— START Provided material —
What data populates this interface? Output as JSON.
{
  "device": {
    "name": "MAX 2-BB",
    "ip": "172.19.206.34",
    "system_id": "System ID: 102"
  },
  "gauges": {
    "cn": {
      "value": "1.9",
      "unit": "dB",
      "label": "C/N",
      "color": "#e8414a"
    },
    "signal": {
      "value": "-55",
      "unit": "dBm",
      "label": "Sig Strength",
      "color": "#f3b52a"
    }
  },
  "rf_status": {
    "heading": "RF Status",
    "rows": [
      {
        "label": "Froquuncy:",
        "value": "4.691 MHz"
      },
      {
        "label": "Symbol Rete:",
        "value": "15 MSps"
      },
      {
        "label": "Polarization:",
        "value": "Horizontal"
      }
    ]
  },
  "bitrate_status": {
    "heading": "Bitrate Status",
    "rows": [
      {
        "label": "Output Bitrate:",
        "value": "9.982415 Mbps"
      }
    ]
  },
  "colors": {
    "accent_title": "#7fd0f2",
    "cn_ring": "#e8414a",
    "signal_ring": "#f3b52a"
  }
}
— END Provided material —
Output the complete data exactly as written.

What data populates this interface? Output as JSON.
{
  "device": {
    "name": "MAX 2-BB",
    "ip": "172.19.206.34",
    "system_id": "System ID: 102"
  },
  "gauges": {
    "cn": {
      "value": "1.9",
      "unit": "dB",
      "label": "C/N",
      "color": "#e8414a"
    },
    "signal": {
      "value": "-55",
      "unit": "dBm",
      "label": "Sig Strength",
      "color": "#f3b52a"
    }
  },
  "rf_status": {
    "heading": "RF Status",
    "rows": [
      {
        "label": "Froquuncy:",
        "value": "4.691 MHz"
      },
      {
        "label": "Symbol Rete:",
        "value": "15 MSps"
      },
      {
        "label": "Polarization:",
        "value": "Horizontal"
      }
    ]
  },
  "bitrate_status": {
    "heading": "Bitrate Status",
    "rows": [
      {
        "label": "Output Bitrate:",
        "value": "9.982415 Mbps"
      }
    ]
  },
  "colors": {
    "accent_title": "#7fd0f2",
    "cn_ring": "#e8414a",
    "signal_ring": "#f3b52a"
  }
}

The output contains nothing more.